• [Set problem] Give the data below again, word for word.

• [Stored rows]
—————

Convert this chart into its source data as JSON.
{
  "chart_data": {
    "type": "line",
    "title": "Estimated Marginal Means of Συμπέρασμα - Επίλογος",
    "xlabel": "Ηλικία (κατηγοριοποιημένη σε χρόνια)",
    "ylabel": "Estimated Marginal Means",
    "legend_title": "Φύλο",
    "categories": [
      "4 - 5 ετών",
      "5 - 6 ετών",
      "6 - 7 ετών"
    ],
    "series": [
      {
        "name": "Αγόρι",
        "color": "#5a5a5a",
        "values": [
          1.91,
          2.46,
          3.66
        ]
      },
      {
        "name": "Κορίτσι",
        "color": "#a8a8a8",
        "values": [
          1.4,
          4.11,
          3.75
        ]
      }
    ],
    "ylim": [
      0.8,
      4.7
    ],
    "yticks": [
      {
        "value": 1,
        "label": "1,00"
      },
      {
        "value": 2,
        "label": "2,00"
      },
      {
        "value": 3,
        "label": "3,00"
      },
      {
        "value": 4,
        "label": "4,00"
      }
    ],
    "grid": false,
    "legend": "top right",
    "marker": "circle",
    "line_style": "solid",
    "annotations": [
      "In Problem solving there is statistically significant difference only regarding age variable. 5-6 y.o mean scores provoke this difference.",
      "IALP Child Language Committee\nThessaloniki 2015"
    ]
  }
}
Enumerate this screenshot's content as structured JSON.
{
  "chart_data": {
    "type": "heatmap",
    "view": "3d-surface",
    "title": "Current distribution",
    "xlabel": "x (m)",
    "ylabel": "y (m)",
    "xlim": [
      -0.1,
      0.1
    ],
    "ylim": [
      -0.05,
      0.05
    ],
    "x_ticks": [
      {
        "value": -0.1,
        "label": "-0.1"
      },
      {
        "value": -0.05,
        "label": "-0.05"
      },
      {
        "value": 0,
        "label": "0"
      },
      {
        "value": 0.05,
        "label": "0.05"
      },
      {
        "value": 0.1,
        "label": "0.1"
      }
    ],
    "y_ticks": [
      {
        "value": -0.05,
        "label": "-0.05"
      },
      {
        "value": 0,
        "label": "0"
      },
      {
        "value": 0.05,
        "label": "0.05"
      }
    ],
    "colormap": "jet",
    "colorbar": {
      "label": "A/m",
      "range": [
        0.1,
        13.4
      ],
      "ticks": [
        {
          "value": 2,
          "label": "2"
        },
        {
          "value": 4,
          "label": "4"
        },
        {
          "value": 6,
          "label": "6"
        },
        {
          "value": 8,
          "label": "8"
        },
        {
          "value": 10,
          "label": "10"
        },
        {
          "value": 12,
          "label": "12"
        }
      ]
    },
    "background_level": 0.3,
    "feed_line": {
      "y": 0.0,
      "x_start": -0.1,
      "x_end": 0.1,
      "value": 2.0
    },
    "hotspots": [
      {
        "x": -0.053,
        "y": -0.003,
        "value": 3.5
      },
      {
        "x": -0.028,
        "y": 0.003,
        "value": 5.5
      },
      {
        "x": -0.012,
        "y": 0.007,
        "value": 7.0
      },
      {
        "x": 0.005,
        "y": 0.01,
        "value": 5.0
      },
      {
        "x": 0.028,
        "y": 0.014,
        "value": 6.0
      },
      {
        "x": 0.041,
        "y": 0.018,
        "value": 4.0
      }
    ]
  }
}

—————

• [Finished answer]
Convert this chart into its source data as JSON.
{
  "chart_data": {
    "type": "line",
    "title": "Estimated Marginal Means of Συμπέρασμα - Επίλογος",
    "xlabel": "Ηλικία (κατηγοριοποιημένη σε χρόνια)",
    "ylabel": "Estimated Marginal Means",
    "legend_title": "Φύλο",
    "categories": [
      "4 - 5 ετών",
      "5 - 6 ετών",
      "6 - 7 ετών"
    ],
    "series": [
      {
        "name": "Αγόρι",
        "color": "#5a5a5a",
        "values": [
          1.91,
          2.46,
          3.66
        ]
      },
      {
        "name": "Κορίτσι",
        "color": "#a8a8a8",
        "values": [
          1.4,
          4.11,
          3.75
        ]
      }
    ],
    "ylim": [
      0.8,
      4.7
    ],
    "yticks": [
      {
        "value": 1,
        "label": "1,00"
      },
      {
        "value": 2,
        "label": "2,00"
      },
      {
        "value": 3,
        "label": "3,00"
      },
      {
        "value": 4,
        "label": "4,00"
      }
    ],
    "grid": false,
    "legend": "top right",
    "marker": "circle",
    "line_style": "solid",
    "annotations": [
      "In Problem solving there is statistically significant difference only regarding age variable. 5-6 y.o mean scores provoke this difference.",
      "IALP Child Language Committee\nThessaloniki 2015"
    ]
  }
}
Enumerate this screenshot's content as structured JSON.
{
  "chart_data": {
    "type": "heatmap",
    "view": "3d-surface",
    "title": "Current distribution",
    "xlabel": "x (m)",
    "ylabel": "y (m)",
    "xlim": [
      -0.1,
      0.1
    ],
    "ylim": [
      -0.05,
      0.05
    ],
    "x_ticks": [
      {
        "value": -0.1,
        "label": "-0.1"
      },
      {
        "value": -0.05,
        "label": "-0.05"
      },
      {
        "value": 0,
        "label": "0"
      },
      {
        "value": 0.05,
        "label": "0.05"
      },
      {
        "value": 0.1,
        "label": "0.1"
      }
    ],
    "y_ticks": [
      {
        "value": -0.05,
        "label": "-0.05"
      },
      {
        "value": 0,
        "label": "0"
      },
      {
        "value": 0.05,
        "label": "0.05"
      }
    ],
    "colormap": "jet",
    "colorbar": {
      "label": "A/m",
      "range": [
        0.1,
        13.4
      ],
      "ticks": [
        {
          "value": 2,
          "label": "2"
        },
        {
          "value": 4,
          "label": "4"
        },
        {
          "value": 6,
          "label": "6"
        },
        {
          "value": 8,
          "label": "8"
        },
        {
          "value": 10,
          "label": "10"
        },
        {
          "value": 12,
          "label": "12"
        }
      ]
    },
    "background_level": 0.3,
    "feed_line": {
      "y": 0.0,
      "x_start": -0.1,
      "x_end": 0.1,
      "value": 2.0
    },
    "hotspots": [
      {
        "x": -0.053,
        "y": -0.003,
        "value": 3.5
      },
      {
        "x": -0.028,
        "y": 0.003,
        "value": 5.5
      },
      {
        "x": -0.012,
        "y": 0.007,
        "value": 7.0
      },
      {
        "x": 0.005,
        "y": 0.01,
        "value": 5.0
      },
      {
        "x": 0.028,
        "y": 0.014,
        "value": 6.0
      },
      {
        "x": 0.041,
        "y": 0.018,
        "value": 4.0
      }
    ]
  }
}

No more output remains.